## [What is needed]
Repeat each record below exactly as given.

## [Data for this task]
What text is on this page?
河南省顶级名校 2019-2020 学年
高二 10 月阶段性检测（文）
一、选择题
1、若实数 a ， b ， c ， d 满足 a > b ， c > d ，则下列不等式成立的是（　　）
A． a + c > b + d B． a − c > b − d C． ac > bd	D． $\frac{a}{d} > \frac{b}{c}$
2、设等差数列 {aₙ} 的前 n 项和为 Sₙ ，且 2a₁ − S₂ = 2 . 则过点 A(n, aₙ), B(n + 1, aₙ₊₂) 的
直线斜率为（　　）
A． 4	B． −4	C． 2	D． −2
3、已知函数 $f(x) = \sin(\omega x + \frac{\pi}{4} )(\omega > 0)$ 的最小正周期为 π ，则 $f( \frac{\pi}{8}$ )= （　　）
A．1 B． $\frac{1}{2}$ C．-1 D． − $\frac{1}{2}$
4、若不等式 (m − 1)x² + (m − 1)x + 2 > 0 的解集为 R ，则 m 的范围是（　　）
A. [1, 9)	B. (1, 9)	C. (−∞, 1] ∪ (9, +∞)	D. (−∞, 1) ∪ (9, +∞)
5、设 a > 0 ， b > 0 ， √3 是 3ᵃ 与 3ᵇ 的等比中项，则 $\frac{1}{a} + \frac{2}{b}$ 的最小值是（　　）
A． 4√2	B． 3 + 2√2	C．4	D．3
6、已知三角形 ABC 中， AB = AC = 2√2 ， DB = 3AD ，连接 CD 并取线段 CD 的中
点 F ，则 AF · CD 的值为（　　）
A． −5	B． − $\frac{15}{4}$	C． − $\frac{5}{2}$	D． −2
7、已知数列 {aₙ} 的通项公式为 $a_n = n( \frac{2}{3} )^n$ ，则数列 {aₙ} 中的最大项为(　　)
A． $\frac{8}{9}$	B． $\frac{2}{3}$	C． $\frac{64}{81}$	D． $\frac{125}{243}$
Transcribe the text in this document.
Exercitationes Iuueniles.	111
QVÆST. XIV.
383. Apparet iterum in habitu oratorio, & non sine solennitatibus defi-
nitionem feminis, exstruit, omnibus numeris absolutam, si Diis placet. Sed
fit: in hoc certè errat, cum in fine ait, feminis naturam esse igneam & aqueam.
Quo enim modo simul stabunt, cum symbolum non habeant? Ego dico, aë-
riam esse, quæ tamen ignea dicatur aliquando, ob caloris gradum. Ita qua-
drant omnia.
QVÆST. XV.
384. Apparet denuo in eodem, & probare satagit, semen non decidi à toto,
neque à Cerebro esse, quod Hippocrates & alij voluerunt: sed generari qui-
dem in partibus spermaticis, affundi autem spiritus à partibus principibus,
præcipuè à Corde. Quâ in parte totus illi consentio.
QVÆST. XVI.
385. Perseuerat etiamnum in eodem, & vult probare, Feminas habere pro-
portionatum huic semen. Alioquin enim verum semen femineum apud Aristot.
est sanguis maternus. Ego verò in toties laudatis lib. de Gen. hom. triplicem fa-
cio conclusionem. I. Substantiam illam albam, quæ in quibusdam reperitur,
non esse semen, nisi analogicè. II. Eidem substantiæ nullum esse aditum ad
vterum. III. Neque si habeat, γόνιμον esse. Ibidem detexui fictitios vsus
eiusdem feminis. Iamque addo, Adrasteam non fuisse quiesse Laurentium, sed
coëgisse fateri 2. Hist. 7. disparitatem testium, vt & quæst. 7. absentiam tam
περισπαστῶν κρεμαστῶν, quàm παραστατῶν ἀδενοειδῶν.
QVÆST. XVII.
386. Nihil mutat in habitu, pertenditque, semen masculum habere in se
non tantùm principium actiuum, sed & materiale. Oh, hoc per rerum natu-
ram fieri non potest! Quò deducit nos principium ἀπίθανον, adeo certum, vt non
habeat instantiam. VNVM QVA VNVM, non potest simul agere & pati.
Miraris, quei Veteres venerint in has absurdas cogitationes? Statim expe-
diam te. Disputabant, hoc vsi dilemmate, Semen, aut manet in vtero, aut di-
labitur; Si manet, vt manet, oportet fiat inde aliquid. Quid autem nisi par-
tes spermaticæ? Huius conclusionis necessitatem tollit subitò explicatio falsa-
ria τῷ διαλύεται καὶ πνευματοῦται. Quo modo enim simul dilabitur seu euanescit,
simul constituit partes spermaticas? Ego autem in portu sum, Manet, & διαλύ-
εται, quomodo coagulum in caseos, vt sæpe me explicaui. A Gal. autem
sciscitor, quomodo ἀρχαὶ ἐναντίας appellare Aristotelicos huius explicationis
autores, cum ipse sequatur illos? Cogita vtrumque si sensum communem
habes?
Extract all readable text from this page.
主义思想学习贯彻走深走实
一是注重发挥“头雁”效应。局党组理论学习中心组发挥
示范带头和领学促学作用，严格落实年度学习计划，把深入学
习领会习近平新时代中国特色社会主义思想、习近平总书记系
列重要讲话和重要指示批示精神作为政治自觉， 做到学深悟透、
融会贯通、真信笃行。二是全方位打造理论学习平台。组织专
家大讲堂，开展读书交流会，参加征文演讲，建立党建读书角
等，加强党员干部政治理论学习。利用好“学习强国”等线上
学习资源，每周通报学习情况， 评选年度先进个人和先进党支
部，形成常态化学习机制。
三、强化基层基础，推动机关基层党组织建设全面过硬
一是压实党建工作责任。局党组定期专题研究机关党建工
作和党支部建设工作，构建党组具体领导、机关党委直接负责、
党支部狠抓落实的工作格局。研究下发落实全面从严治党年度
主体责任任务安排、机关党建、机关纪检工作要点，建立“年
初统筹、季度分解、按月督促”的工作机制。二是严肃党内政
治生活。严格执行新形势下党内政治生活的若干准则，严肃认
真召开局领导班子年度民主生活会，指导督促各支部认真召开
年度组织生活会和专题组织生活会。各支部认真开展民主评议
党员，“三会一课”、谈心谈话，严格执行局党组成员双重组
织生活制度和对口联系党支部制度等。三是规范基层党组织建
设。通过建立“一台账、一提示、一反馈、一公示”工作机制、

## [Solution to this problem]
What text is on this page?
河南省顶级名校 2019-2020 学年
高二 10 月阶段性检测（文）
一、选择题
1、若实数 a ， b ， c ， d 满足 a > b ， c > d ，则下列不等式成立的是（　　）
A． a + c > b + d B． a − c > b − d C． ac > bd	D． $\frac{a}{d} > \frac{b}{c}$
2、设等差数列 {aₙ} 的前 n 项和为 Sₙ ，且 2a₁ − S₂ = 2 . 则过点 A(n, aₙ), B(n + 1, aₙ₊₂) 的
直线斜率为（　　）
A． 4	B． −4	C． 2	D． −2
3、已知函数 $f(x) = \sin(\omega x + \frac{\pi}{4} )(\omega > 0)$ 的最小正周期为 π ，则 $f( \frac{\pi}{8}$ )= （　　）
A．1 B． $\frac{1}{2}$ C．-1 D． − $\frac{1}{2}$
4、若不等式 (m − 1)x² + (m − 1)x + 2 > 0 的解集为 R ，则 m 的范围是（　　）
A. [1, 9)	B. (1, 9)	C. (−∞, 1] ∪ (9, +∞)	D. (−∞, 1) ∪ (9, +∞)
5、设 a > 0 ， b > 0 ， √3 是 3ᵃ 与 3ᵇ 的等比中项，则 $\frac{1}{a} + \frac{2}{b}$ 的最小值是（　　）
A． 4√2	B． 3 + 2√2	C．4	D．3
6、已知三角形 ABC 中， AB = AC = 2√2 ， DB = 3AD ，连接 CD 并取线段 CD 的中
点 F ，则 AF · CD 的值为（　　）
A． −5	B． − $\frac{15}{4}$	C． − $\frac{5}{2}$	D． −2
7、已知数列 {aₙ} 的通项公式为 $a_n = n( \frac{2}{3} )^n$ ，则数列 {aₙ} 中的最大项为(　　)
A． $\frac{8}{9}$	B． $\frac{2}{3}$	C． $\frac{64}{81}$	D． $\frac{125}{243}$
Transcribe the text in this document.
Exercitationes Iuueniles.	111
QVÆST. XIV.
383. Apparet iterum in habitu oratorio, & non sine solennitatibus defi-
nitionem feminis, exstruit, omnibus numeris absolutam, si Diis placet. Sed
fit: in hoc certè errat, cum in fine ait, feminis naturam esse igneam & aqueam.
Quo enim modo simul stabunt, cum symbolum non habeant? Ego dico, aë-
riam esse, quæ tamen ignea dicatur aliquando, ob caloris gradum. Ita qua-
drant omnia.
QVÆST. XV.
384. Apparet denuo in eodem, & probare satagit, semen non decidi à toto,
neque à Cerebro esse, quod Hippocrates & alij voluerunt: sed generari qui-
dem in partibus spermaticis, affundi autem spiritus à partibus principibus,
præcipuè à Corde. Quâ in parte totus illi consentio.
QVÆST. XVI.
385. Perseuerat etiamnum in eodem, & vult probare, Feminas habere pro-
portionatum huic semen. Alioquin enim verum semen femineum apud Aristot.
est sanguis maternus. Ego verò in toties laudatis lib. de Gen. hom. triplicem fa-
cio conclusionem. I. Substantiam illam albam, quæ in quibusdam reperitur,
non esse semen, nisi analogicè. II. Eidem substantiæ nullum esse aditum ad
vterum. III. Neque si habeat, γόνιμον esse. Ibidem detexui fictitios vsus
eiusdem feminis. Iamque addo, Adrasteam non fuisse quiesse Laurentium, sed
coëgisse fateri 2. Hist. 7. disparitatem testium, vt & quæst. 7. absentiam tam
περισπαστῶν κρεμαστῶν, quàm παραστατῶν ἀδενοειδῶν.
QVÆST. XVII.
386. Nihil mutat in habitu, pertenditque, semen masculum habere in se
non tantùm principium actiuum, sed & materiale. Oh, hoc per rerum natu-
ram fieri non potest! Quò deducit nos principium ἀπίθανον, adeo certum, vt non
habeat instantiam. VNVM QVA VNVM, non potest simul agere & pati.
Miraris, quei Veteres venerint in has absurdas cogitationes? Statim expe-
diam te. Disputabant, hoc vsi dilemmate, Semen, aut manet in vtero, aut di-
labitur; Si manet, vt manet, oportet fiat inde aliquid. Quid autem nisi par-
tes spermaticæ? Huius conclusionis necessitatem tollit subitò explicatio falsa-
ria τῷ διαλύεται καὶ πνευματοῦται. Quo modo enim simul dilabitur seu euanescit,
simul constituit partes spermaticas? Ego autem in portu sum, Manet, & διαλύ-
εται, quomodo coagulum in caseos, vt sæpe me explicaui. A Gal. autem
sciscitor, quomodo ἀρχαὶ ἐναντίας appellare Aristotelicos huius explicationis
autores, cum ipse sequatur illos? Cogita vtrumque si sensum communem
habes?
Extract all readable text from this page.
主义思想学习贯彻走深走实
一是注重发挥“头雁”效应。局党组理论学习中心组发挥
示范带头和领学促学作用，严格落实年度学习计划，把深入学
习领会习近平新时代中国特色社会主义思想、习近平总书记系
列重要讲话和重要指示批示精神作为政治自觉， 做到学深悟透、
融会贯通、真信笃行。二是全方位打造理论学习平台。组织专
家大讲堂，开展读书交流会，参加征文演讲，建立党建读书角
等，加强党员干部政治理论学习。利用好“学习强国”等线上
学习资源，每周通报学习情况， 评选年度先进个人和先进党支
部，形成常态化学习机制。
三、强化基层基础，推动机关基层党组织建设全面过硬
一是压实党建工作责任。局党组定期专题研究机关党建工
作和党支部建设工作，构建党组具体领导、机关党委直接负责、
党支部狠抓落实的工作格局。研究下发落实全面从严治党年度
主体责任任务安排、机关党建、机关纪检工作要点，建立“年
初统筹、季度分解、按月督促”的工作机制。二是严肃党内政
治生活。严格执行新形势下党内政治生活的若干准则，严肃认
真召开局领导班子年度民主生活会，指导督促各支部认真召开
年度组织生活会和专题组织生活会。各支部认真开展民主评议
党员，“三会一课”、谈心谈话，严格执行局党组成员双重组
织生活制度和对口联系党支部制度等。三是规范基层党组织建
设。通过建立“一台账、一提示、一反馈、一公示”工作机制、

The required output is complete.